— Start Record set —

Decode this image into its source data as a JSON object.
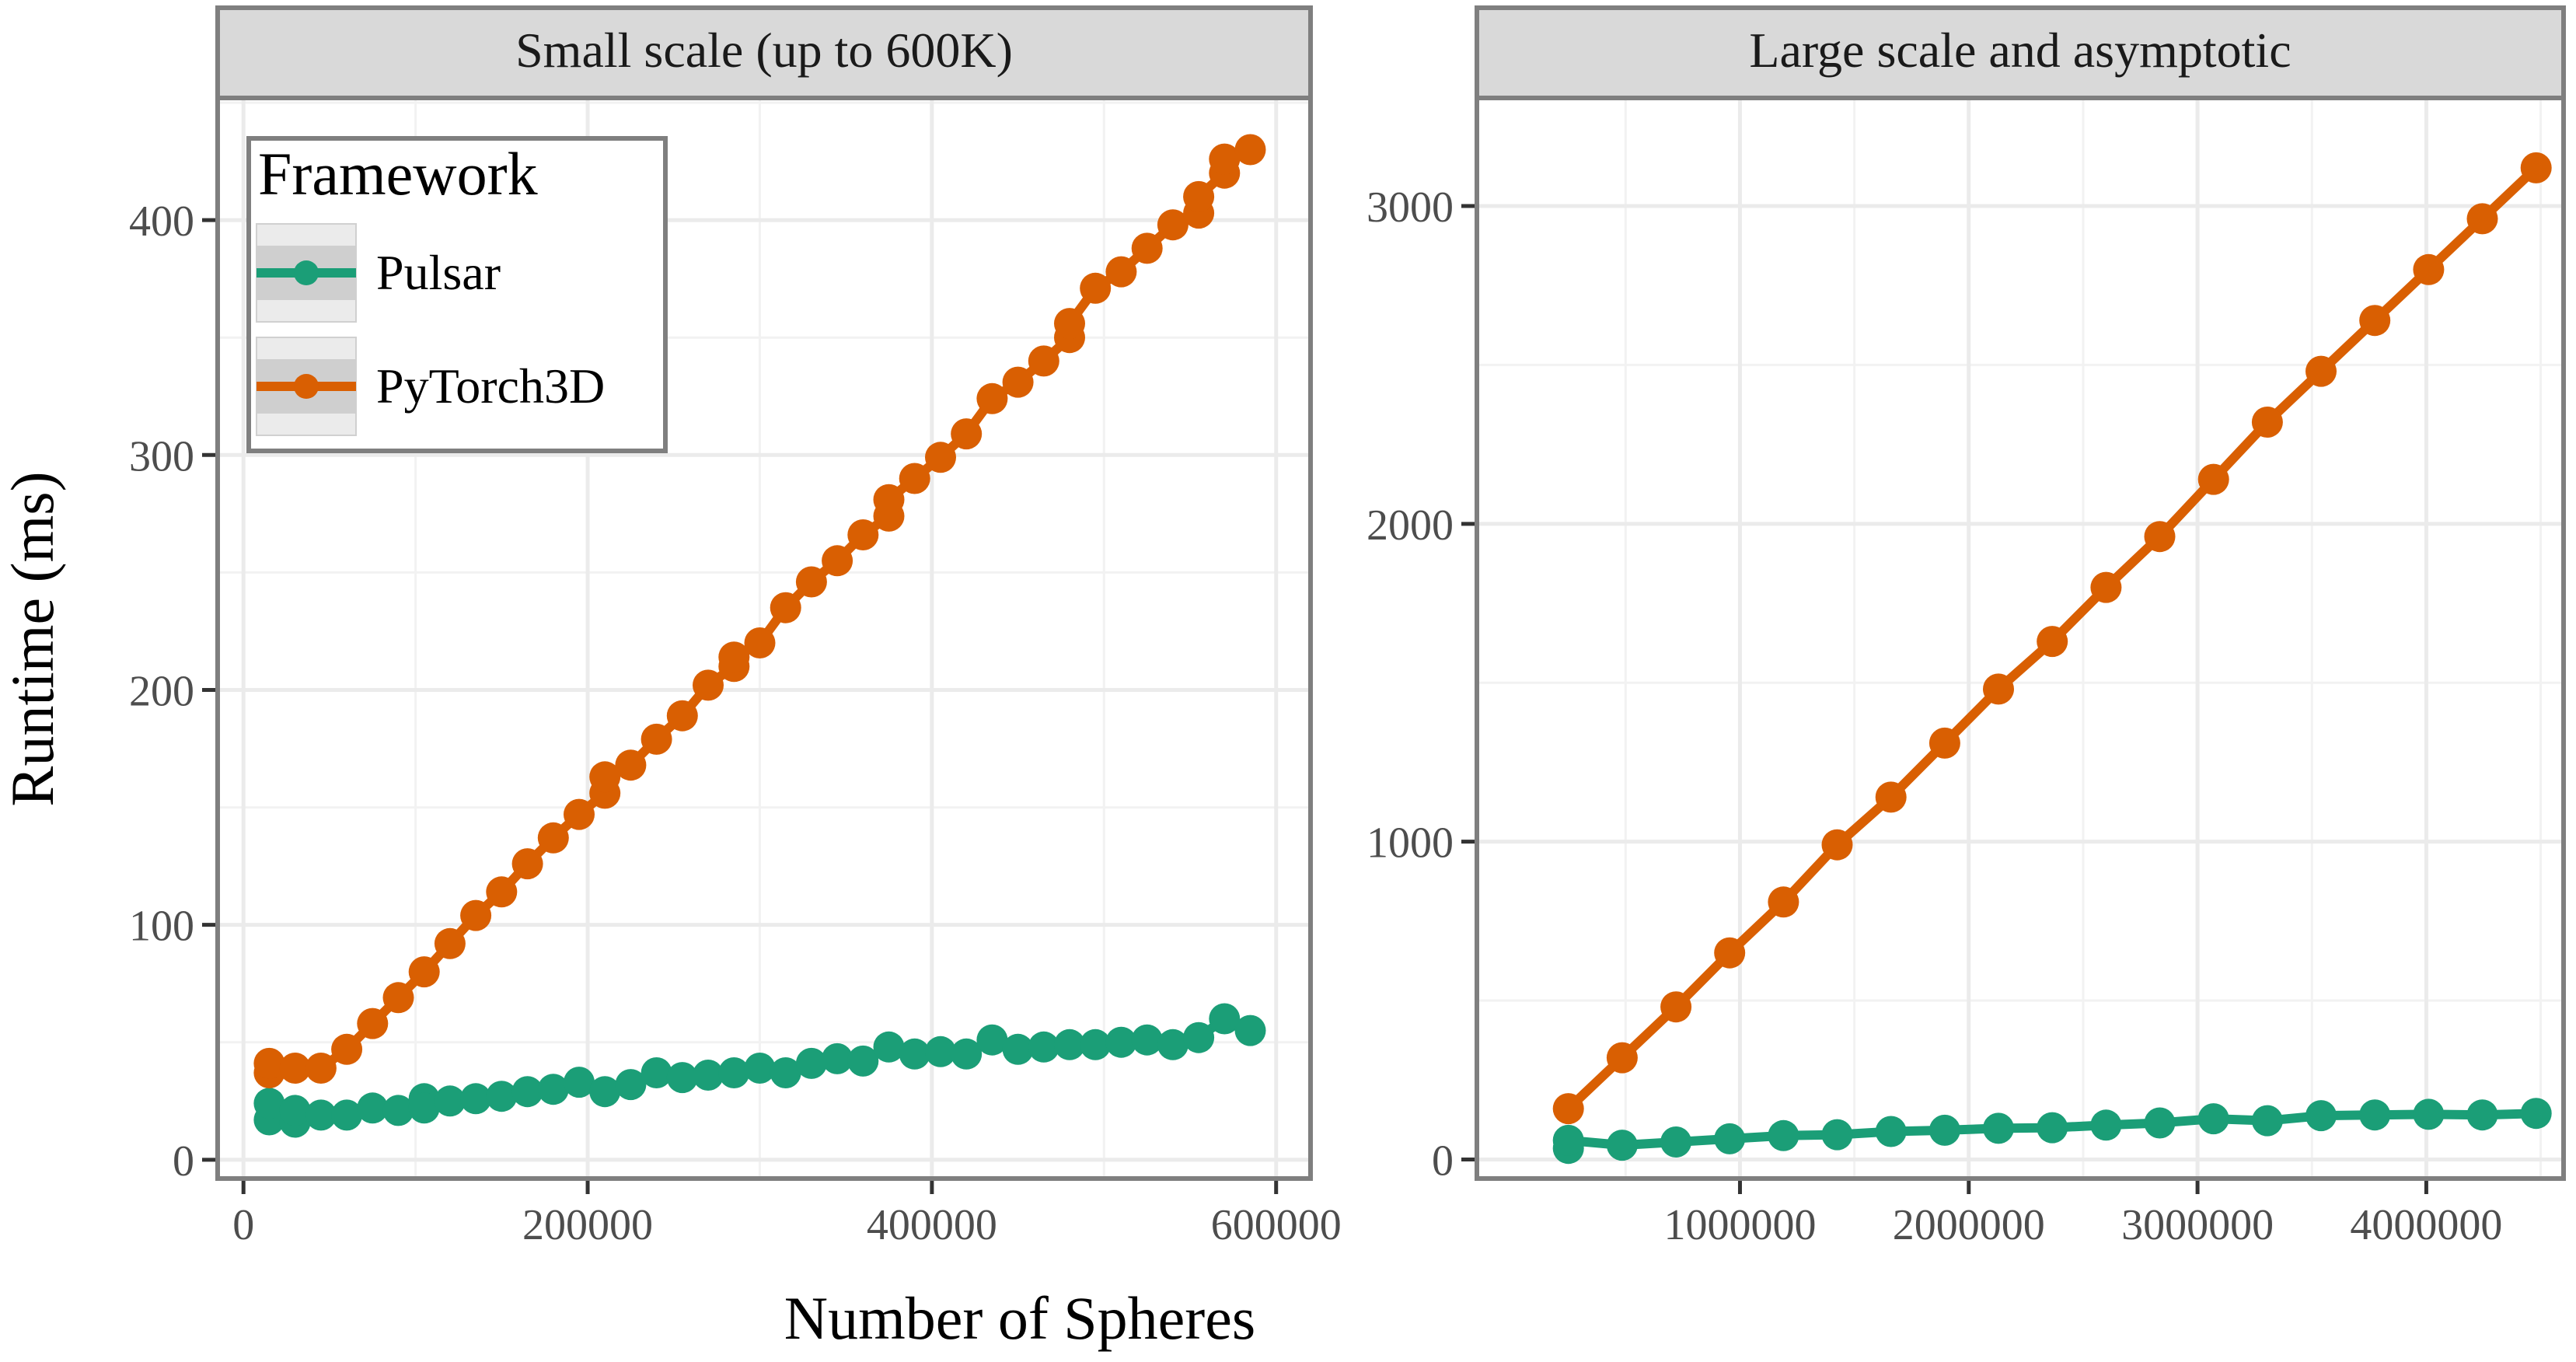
{
  "chart_data": {
    "type": "line",
    "ylabel": "Runtime (ms)",
    "xlabel": "Number of Spheres",
    "colors": {
      "Pulsar": "#1b9e77",
      "PyTorch3D": "#d95f02"
    },
    "legend": {
      "title": "Framework",
      "entries": [
        "Pulsar",
        "PyTorch3D"
      ],
      "placement": "top-left"
    },
    "panels": [
      {
        "title": "Small scale (up to 600K)",
        "xlim": [
          -15000,
          620000
        ],
        "ylim": [
          -8,
          452
        ],
        "xticks": [
          0,
          200000,
          400000,
          600000
        ],
        "xtick_labels": [
          "0",
          "200000",
          "400000",
          "600000"
        ],
        "yticks": [
          0,
          100,
          200,
          300,
          400
        ],
        "ytick_labels": [
          "0",
          "100",
          "200",
          "300",
          "400"
        ],
        "series": [
          {
            "name": "Pulsar",
            "x": [
              15000,
              15000,
              30000,
              30000,
              45000,
              60000,
              75000,
              90000,
              105000,
              105000,
              120000,
              135000,
              150000,
              165000,
              180000,
              195000,
              210000,
              225000,
              240000,
              255000,
              270000,
              285000,
              300000,
              315000,
              330000,
              345000,
              360000,
              375000,
              390000,
              405000,
              420000,
              435000,
              450000,
              465000,
              480000,
              495000,
              510000,
              525000,
              540000,
              555000,
              570000,
              585000
            ],
            "y": [
              17,
              24,
              16,
              21,
              19,
              19,
              22,
              21,
              26,
              22,
              25,
              26,
              27,
              29,
              30,
              33,
              29,
              32,
              37,
              35,
              36,
              37,
              39,
              37,
              41,
              43,
              42,
              48,
              45,
              46,
              45,
              51,
              47,
              48,
              49,
              49,
              50,
              51,
              49,
              52,
              60,
              55
            ],
            "color": "#1b9e77"
          },
          {
            "name": "PyTorch3D",
            "x": [
              15000,
              15000,
              30000,
              45000,
              60000,
              75000,
              90000,
              105000,
              120000,
              135000,
              150000,
              165000,
              180000,
              195000,
              210000,
              210000,
              225000,
              240000,
              255000,
              270000,
              285000,
              285000,
              300000,
              315000,
              330000,
              345000,
              360000,
              375000,
              375000,
              390000,
              405000,
              420000,
              435000,
              450000,
              465000,
              480000,
              480000,
              495000,
              510000,
              525000,
              540000,
              555000,
              555000,
              570000,
              570000,
              585000
            ],
            "y": [
              37,
              41,
              39,
              39,
              47,
              58,
              69,
              80,
              92,
              104,
              114,
              126,
              137,
              147,
              156,
              163,
              168,
              179,
              189,
              202,
              210,
              214,
              220,
              235,
              246,
              255,
              266,
              274,
              281,
              290,
              299,
              309,
              324,
              331,
              340,
              350,
              356,
              371,
              378,
              388,
              398,
              403,
              410,
              420,
              426,
              430
            ],
            "color": "#d95f02"
          }
        ]
      },
      {
        "title": "Large scale and asymptotic",
        "xlim": [
          -150000,
          4600000
        ],
        "ylim": [
          -60,
          3340
        ],
        "xticks": [
          1000000,
          2000000,
          3000000,
          4000000
        ],
        "xtick_labels": [
          "1000000",
          "2000000",
          "3000000",
          "4000000"
        ],
        "yticks": [
          0,
          1000,
          2000,
          3000
        ],
        "ytick_labels": [
          "0",
          "1000",
          "2000",
          "3000"
        ],
        "series": [
          {
            "name": "Pulsar",
            "x": [
              250000,
              250000,
              485000,
              720000,
              955000,
              1190000,
              1425000,
              1660000,
              1895000,
              2130000,
              2365000,
              2600000,
              2835000,
              3070000,
              3305000,
              3540000,
              3775000,
              4010000,
              4245000,
              4480000
            ],
            "y": [
              35,
              60,
              45,
              55,
              65,
              75,
              78,
              88,
              92,
              98,
              100,
              108,
              115,
              128,
              122,
              138,
              140,
              142,
              140,
              145
            ],
            "color": "#1b9e77"
          },
          {
            "name": "PyTorch3D",
            "x": [
              250000,
              485000,
              720000,
              955000,
              1190000,
              1425000,
              1660000,
              1895000,
              2130000,
              2365000,
              2600000,
              2835000,
              3070000,
              3305000,
              3540000,
              3775000,
              4010000,
              4245000,
              4480000
            ],
            "y": [
              160,
              320,
              480,
              650,
              810,
              990,
              1140,
              1310,
              1480,
              1630,
              1800,
              1960,
              2140,
              2320,
              2480,
              2640,
              2800,
              2960,
              3120
            ],
            "color": "#d95f02"
          }
        ]
      }
    ]
  }
}
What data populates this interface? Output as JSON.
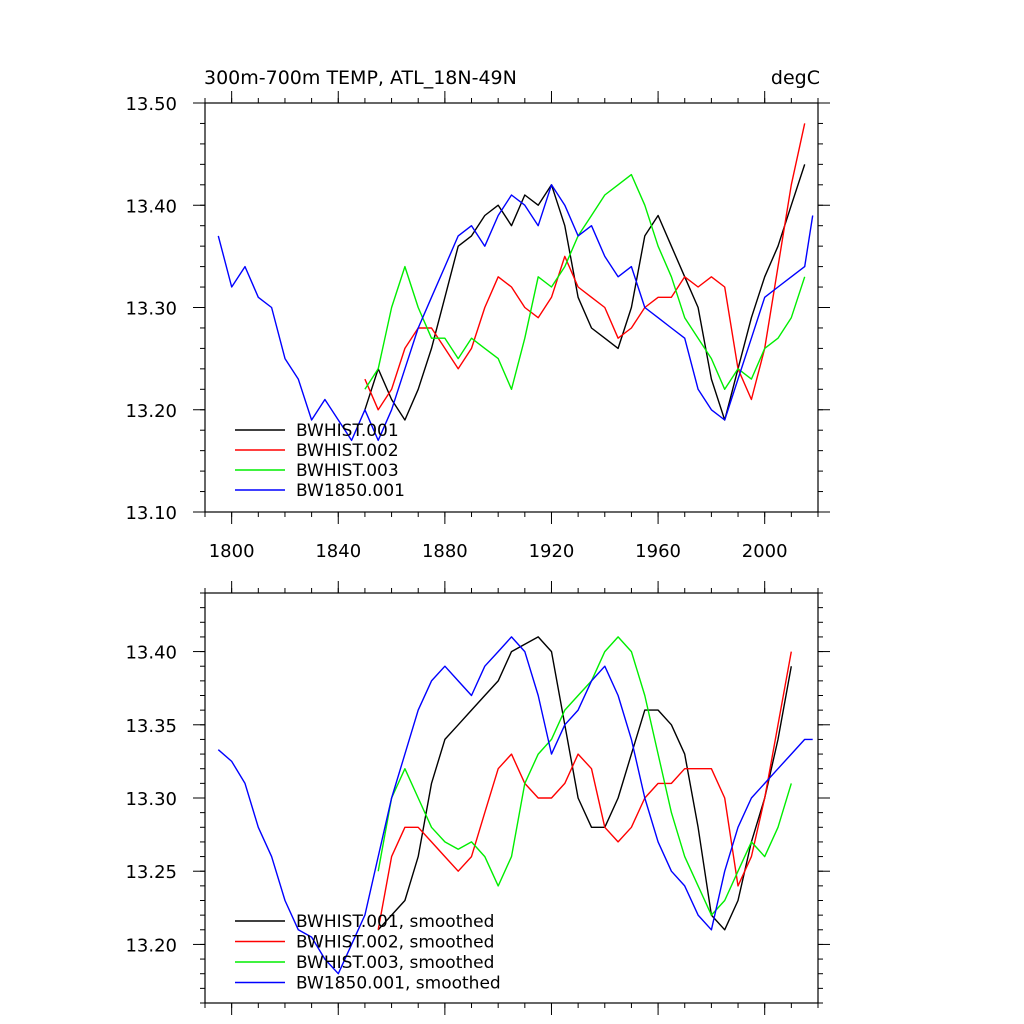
{
  "chart_data": [
    {
      "type": "line",
      "title": "300m-700m TEMP, ATL_18N-49N",
      "units": "degC",
      "xlim": [
        1790,
        2020
      ],
      "ylim": [
        13.1,
        13.5
      ],
      "x_ticks": [
        1800,
        1840,
        1880,
        1920,
        1960,
        2000
      ],
      "x_tick_labels": [
        "1800",
        "1840",
        "1880",
        "1920",
        "1960",
        "2000"
      ],
      "y_ticks": [
        13.1,
        13.2,
        13.3,
        13.4,
        13.5
      ],
      "y_tick_labels": [
        "13.10",
        "13.20",
        "13.30",
        "13.40",
        "13.50"
      ],
      "legend_position": "bottom-left",
      "series": [
        {
          "name": "BWHIST.001",
          "color": "#000000",
          "x": [
            1850,
            1855,
            1860,
            1865,
            1870,
            1875,
            1880,
            1885,
            1890,
            1895,
            1900,
            1905,
            1910,
            1915,
            1920,
            1925,
            1930,
            1935,
            1940,
            1945,
            1950,
            1955,
            1960,
            1965,
            1970,
            1975,
            1980,
            1985,
            1990,
            1995,
            2000,
            2005,
            2010,
            2015
          ],
          "y": [
            13.2,
            13.24,
            13.21,
            13.19,
            13.22,
            13.26,
            13.31,
            13.36,
            13.37,
            13.39,
            13.4,
            13.38,
            13.41,
            13.4,
            13.42,
            13.38,
            13.31,
            13.28,
            13.27,
            13.26,
            13.3,
            13.37,
            13.39,
            13.36,
            13.33,
            13.3,
            13.23,
            13.19,
            13.24,
            13.29,
            13.33,
            13.36,
            13.4,
            13.44
          ]
        },
        {
          "name": "BWHIST.002",
          "color": "#ff0000",
          "x": [
            1850,
            1855,
            1860,
            1865,
            1870,
            1875,
            1880,
            1885,
            1890,
            1895,
            1900,
            1905,
            1910,
            1915,
            1920,
            1925,
            1930,
            1935,
            1940,
            1945,
            1950,
            1955,
            1960,
            1965,
            1970,
            1975,
            1980,
            1985,
            1990,
            1995,
            2000,
            2005,
            2010,
            2015
          ],
          "y": [
            13.23,
            13.2,
            13.22,
            13.26,
            13.28,
            13.28,
            13.26,
            13.24,
            13.26,
            13.3,
            13.33,
            13.32,
            13.3,
            13.29,
            13.31,
            13.35,
            13.32,
            13.31,
            13.3,
            13.27,
            13.28,
            13.3,
            13.31,
            13.31,
            13.33,
            13.32,
            13.33,
            13.32,
            13.24,
            13.21,
            13.26,
            13.34,
            13.42,
            13.48
          ]
        },
        {
          "name": "BWHIST.003",
          "color": "#00ee00",
          "x": [
            1850,
            1855,
            1860,
            1865,
            1870,
            1875,
            1880,
            1885,
            1890,
            1895,
            1900,
            1905,
            1910,
            1915,
            1920,
            1925,
            1930,
            1935,
            1940,
            1945,
            1950,
            1955,
            1960,
            1965,
            1970,
            1975,
            1980,
            1985,
            1990,
            1995,
            2000,
            2005,
            2010,
            2015
          ],
          "y": [
            13.22,
            13.24,
            13.3,
            13.34,
            13.3,
            13.27,
            13.27,
            13.25,
            13.27,
            13.26,
            13.25,
            13.22,
            13.27,
            13.33,
            13.32,
            13.34,
            13.37,
            13.39,
            13.41,
            13.42,
            13.43,
            13.4,
            13.36,
            13.33,
            13.29,
            13.27,
            13.25,
            13.22,
            13.24,
            13.23,
            13.26,
            13.27,
            13.29,
            13.33
          ]
        },
        {
          "name": "BW1850.001",
          "color": "#0000ff",
          "x": [
            1795,
            1800,
            1805,
            1810,
            1815,
            1820,
            1825,
            1830,
            1835,
            1840,
            1845,
            1850,
            1855,
            1860,
            1865,
            1870,
            1875,
            1880,
            1885,
            1890,
            1895,
            1900,
            1905,
            1910,
            1915,
            1920,
            1925,
            1930,
            1935,
            1940,
            1945,
            1950,
            1955,
            1960,
            1965,
            1970,
            1975,
            1980,
            1985,
            1990,
            1995,
            2000,
            2005,
            2010,
            2015,
            2018
          ],
          "y": [
            13.37,
            13.32,
            13.34,
            13.31,
            13.3,
            13.25,
            13.23,
            13.19,
            13.21,
            13.19,
            13.17,
            13.2,
            13.17,
            13.2,
            13.24,
            13.28,
            13.31,
            13.34,
            13.37,
            13.38,
            13.36,
            13.39,
            13.41,
            13.4,
            13.38,
            13.42,
            13.4,
            13.37,
            13.38,
            13.35,
            13.33,
            13.34,
            13.3,
            13.29,
            13.28,
            13.27,
            13.22,
            13.2,
            13.19,
            13.23,
            13.27,
            13.31,
            13.32,
            13.33,
            13.34,
            13.39
          ]
        }
      ]
    },
    {
      "type": "line",
      "title": "",
      "xlim": [
        1790,
        2020
      ],
      "ylim": [
        13.16,
        13.44
      ],
      "x_ticks": [
        1800,
        1840,
        1880,
        1920,
        1960,
        2000
      ],
      "x_tick_labels": [
        "",
        "",
        "",
        "",
        "",
        ""
      ],
      "y_ticks": [
        13.2,
        13.25,
        13.3,
        13.35,
        13.4
      ],
      "y_tick_labels": [
        "13.20",
        "13.25",
        "13.30",
        "13.35",
        "13.40"
      ],
      "legend_position": "bottom-left",
      "series": [
        {
          "name": "BWHIST.001, smoothed",
          "color": "#000000",
          "x": [
            1855,
            1860,
            1865,
            1870,
            1875,
            1880,
            1885,
            1890,
            1895,
            1900,
            1905,
            1910,
            1915,
            1920,
            1925,
            1930,
            1935,
            1940,
            1945,
            1950,
            1955,
            1960,
            1965,
            1970,
            1975,
            1980,
            1985,
            1990,
            1995,
            2000,
            2005,
            2010
          ],
          "y": [
            13.21,
            13.22,
            13.23,
            13.26,
            13.31,
            13.34,
            13.35,
            13.36,
            13.37,
            13.38,
            13.4,
            13.405,
            13.41,
            13.4,
            13.35,
            13.3,
            13.28,
            13.28,
            13.3,
            13.33,
            13.36,
            13.36,
            13.35,
            13.33,
            13.28,
            13.22,
            13.21,
            13.23,
            13.27,
            13.3,
            13.34,
            13.39
          ]
        },
        {
          "name": "BWHIST.002, smoothed",
          "color": "#ff0000",
          "x": [
            1855,
            1860,
            1865,
            1870,
            1875,
            1880,
            1885,
            1890,
            1895,
            1900,
            1905,
            1910,
            1915,
            1920,
            1925,
            1930,
            1935,
            1940,
            1945,
            1950,
            1955,
            1960,
            1965,
            1970,
            1975,
            1980,
            1985,
            1990,
            1995,
            2000,
            2005,
            2010
          ],
          "y": [
            13.21,
            13.26,
            13.28,
            13.28,
            13.27,
            13.26,
            13.25,
            13.26,
            13.29,
            13.32,
            13.33,
            13.31,
            13.3,
            13.3,
            13.31,
            13.33,
            13.32,
            13.28,
            13.27,
            13.28,
            13.3,
            13.31,
            13.31,
            13.32,
            13.32,
            13.32,
            13.3,
            13.24,
            13.26,
            13.3,
            13.35,
            13.4
          ]
        },
        {
          "name": "BWHIST.003, smoothed",
          "color": "#00ee00",
          "x": [
            1855,
            1860,
            1865,
            1870,
            1875,
            1880,
            1885,
            1890,
            1895,
            1900,
            1905,
            1910,
            1915,
            1920,
            1925,
            1930,
            1935,
            1940,
            1945,
            1950,
            1955,
            1960,
            1965,
            1970,
            1975,
            1980,
            1985,
            1990,
            1995,
            2000,
            2005,
            2010
          ],
          "y": [
            13.25,
            13.3,
            13.32,
            13.3,
            13.28,
            13.27,
            13.265,
            13.27,
            13.26,
            13.24,
            13.26,
            13.31,
            13.33,
            13.34,
            13.36,
            13.37,
            13.38,
            13.4,
            13.41,
            13.4,
            13.37,
            13.33,
            13.29,
            13.26,
            13.24,
            13.22,
            13.23,
            13.25,
            13.27,
            13.26,
            13.28,
            13.31
          ]
        },
        {
          "name": "BW1850.001, smoothed",
          "color": "#0000ff",
          "x": [
            1795,
            1800,
            1805,
            1810,
            1815,
            1820,
            1825,
            1830,
            1835,
            1840,
            1845,
            1850,
            1855,
            1860,
            1865,
            1870,
            1875,
            1880,
            1885,
            1890,
            1895,
            1900,
            1905,
            1910,
            1915,
            1920,
            1925,
            1930,
            1935,
            1940,
            1945,
            1950,
            1955,
            1960,
            1965,
            1970,
            1975,
            1980,
            1985,
            1990,
            1995,
            2000,
            2005,
            2010,
            2015,
            2018
          ],
          "y": [
            13.333,
            13.325,
            13.31,
            13.28,
            13.26,
            13.23,
            13.21,
            13.205,
            13.19,
            13.18,
            13.2,
            13.22,
            13.26,
            13.3,
            13.33,
            13.36,
            13.38,
            13.39,
            13.38,
            13.37,
            13.39,
            13.4,
            13.41,
            13.4,
            13.37,
            13.33,
            13.35,
            13.36,
            13.38,
            13.39,
            13.37,
            13.34,
            13.3,
            13.27,
            13.25,
            13.24,
            13.22,
            13.21,
            13.25,
            13.28,
            13.3,
            13.31,
            13.32,
            13.33,
            13.34,
            13.34
          ]
        }
      ]
    }
  ]
}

— End Record set —

(Task requirements) Where a line in the material contains "Pulsar", copy that line.

(Complete response)
      "Pulsar": "#1b9e77",
        "Pulsar",
            "name": "Pulsar",
            "name": "Pulsar",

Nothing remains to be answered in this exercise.